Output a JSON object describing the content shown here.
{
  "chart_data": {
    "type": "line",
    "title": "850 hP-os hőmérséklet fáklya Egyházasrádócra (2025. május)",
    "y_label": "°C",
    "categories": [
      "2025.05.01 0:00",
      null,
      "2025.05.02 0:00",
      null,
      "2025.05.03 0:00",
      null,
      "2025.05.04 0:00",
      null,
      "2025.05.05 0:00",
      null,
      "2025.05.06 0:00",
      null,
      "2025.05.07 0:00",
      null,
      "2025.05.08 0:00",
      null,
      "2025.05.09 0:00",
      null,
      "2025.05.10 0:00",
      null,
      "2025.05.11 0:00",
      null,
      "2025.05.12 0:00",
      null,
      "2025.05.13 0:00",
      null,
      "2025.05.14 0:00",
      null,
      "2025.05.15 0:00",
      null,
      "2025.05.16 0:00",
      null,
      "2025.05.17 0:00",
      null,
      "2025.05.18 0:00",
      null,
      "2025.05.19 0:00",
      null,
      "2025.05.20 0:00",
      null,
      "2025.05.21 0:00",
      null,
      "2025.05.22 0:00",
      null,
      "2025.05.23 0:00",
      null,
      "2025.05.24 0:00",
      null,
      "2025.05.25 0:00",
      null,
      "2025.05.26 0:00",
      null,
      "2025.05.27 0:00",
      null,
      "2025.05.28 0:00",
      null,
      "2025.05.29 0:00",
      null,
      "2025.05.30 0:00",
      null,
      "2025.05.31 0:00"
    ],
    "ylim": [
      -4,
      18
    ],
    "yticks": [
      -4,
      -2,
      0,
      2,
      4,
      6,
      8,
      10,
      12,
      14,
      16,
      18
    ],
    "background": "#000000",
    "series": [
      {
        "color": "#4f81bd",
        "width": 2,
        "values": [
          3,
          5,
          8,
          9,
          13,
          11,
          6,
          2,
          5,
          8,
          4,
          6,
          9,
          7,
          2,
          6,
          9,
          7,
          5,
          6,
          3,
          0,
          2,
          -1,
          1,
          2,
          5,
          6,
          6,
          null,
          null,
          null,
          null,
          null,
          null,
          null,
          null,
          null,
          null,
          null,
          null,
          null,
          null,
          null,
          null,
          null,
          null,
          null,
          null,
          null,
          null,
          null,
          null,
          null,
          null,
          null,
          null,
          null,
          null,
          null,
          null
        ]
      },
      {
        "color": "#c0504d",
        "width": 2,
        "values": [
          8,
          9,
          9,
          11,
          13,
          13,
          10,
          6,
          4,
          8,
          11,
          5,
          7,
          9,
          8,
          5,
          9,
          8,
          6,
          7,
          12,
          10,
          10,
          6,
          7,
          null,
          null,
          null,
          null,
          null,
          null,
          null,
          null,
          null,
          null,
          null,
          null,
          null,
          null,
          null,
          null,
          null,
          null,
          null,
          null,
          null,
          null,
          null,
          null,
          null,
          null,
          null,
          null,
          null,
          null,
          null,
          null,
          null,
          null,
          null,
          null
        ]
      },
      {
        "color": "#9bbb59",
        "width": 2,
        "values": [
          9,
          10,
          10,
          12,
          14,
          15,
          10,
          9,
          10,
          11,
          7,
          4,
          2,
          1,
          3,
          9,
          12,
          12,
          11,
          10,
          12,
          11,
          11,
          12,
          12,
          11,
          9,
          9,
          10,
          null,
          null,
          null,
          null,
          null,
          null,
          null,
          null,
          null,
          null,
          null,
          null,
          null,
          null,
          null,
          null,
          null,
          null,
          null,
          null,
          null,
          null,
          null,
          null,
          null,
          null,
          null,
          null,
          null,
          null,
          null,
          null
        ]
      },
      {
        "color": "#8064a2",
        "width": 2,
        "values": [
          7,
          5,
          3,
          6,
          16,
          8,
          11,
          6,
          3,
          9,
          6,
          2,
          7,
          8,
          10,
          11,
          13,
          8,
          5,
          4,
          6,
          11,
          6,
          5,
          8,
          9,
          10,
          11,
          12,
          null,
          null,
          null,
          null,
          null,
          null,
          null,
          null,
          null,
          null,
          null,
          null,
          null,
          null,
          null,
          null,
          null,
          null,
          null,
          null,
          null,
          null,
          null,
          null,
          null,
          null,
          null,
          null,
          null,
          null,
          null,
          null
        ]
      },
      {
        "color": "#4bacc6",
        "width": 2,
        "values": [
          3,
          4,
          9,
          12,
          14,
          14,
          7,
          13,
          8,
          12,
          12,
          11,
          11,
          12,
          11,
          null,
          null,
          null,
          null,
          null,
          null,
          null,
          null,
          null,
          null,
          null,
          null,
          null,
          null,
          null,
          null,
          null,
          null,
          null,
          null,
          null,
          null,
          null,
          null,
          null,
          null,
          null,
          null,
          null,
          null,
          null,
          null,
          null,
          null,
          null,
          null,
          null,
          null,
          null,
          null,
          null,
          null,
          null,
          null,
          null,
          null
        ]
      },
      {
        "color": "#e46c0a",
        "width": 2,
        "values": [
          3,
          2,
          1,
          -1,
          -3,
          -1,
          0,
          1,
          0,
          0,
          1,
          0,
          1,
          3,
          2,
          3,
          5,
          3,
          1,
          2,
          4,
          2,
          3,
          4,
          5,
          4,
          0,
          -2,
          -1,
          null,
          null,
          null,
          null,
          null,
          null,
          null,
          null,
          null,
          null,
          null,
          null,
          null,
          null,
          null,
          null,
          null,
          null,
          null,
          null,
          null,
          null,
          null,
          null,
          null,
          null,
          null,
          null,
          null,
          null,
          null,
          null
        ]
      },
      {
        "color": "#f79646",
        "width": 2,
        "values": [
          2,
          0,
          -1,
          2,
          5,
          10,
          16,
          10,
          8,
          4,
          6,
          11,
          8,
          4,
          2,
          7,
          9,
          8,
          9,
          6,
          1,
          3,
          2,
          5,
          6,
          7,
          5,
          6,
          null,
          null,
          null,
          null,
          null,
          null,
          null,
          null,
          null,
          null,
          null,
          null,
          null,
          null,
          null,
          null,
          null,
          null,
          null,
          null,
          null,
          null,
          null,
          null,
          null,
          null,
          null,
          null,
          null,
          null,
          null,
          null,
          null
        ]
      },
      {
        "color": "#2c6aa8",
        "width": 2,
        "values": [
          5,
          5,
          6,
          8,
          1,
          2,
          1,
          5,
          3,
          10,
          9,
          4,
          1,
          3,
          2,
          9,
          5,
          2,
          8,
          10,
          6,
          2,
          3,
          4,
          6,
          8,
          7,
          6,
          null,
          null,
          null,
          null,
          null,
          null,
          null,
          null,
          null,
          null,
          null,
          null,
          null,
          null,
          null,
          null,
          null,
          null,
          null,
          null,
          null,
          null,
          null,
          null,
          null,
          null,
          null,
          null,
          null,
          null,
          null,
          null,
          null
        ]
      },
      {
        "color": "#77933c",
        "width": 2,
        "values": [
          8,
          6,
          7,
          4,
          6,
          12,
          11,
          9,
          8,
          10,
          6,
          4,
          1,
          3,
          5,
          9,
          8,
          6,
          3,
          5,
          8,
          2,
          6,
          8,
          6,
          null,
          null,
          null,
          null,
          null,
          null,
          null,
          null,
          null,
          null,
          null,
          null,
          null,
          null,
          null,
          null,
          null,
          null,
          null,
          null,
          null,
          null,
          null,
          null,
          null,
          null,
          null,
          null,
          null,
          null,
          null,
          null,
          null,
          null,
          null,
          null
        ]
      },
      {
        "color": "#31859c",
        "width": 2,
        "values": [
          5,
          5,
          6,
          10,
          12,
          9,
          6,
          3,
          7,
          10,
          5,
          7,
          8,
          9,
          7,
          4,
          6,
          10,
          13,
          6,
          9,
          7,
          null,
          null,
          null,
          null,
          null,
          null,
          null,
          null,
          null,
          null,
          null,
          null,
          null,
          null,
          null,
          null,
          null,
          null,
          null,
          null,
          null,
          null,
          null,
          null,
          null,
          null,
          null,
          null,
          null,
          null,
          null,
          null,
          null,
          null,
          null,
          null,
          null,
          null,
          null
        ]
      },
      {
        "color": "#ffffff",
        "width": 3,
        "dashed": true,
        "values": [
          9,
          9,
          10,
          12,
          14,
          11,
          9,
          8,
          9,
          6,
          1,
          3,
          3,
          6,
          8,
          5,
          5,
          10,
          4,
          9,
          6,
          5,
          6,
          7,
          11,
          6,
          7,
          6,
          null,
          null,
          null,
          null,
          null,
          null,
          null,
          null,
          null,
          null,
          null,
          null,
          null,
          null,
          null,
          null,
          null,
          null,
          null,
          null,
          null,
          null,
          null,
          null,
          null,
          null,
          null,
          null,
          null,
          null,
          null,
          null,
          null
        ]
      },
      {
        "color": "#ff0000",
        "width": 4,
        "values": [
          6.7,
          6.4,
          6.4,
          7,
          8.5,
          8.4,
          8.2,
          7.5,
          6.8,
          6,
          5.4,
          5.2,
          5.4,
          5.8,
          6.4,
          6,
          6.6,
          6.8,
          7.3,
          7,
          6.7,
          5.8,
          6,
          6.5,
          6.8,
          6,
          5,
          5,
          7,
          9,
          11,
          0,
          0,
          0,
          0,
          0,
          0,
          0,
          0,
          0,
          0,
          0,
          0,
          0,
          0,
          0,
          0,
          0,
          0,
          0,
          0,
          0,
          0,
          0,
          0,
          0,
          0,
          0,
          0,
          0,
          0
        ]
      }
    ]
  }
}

[Written task] In the records above, find the lines containing "color" and copy them.

[Written reply]
        "color": "#4f81bd",
        "color": "#c0504d",
        "color": "#9bbb59",
        "color": "#8064a2",
        "color": "#4bacc6",
        "color": "#e46c0a",
        "color": "#f79646",
        "color": "#2c6aa8",
        "color": "#77933c",
        "color": "#31859c",
        "color": "#ffffff",
        "color": "#ff0000",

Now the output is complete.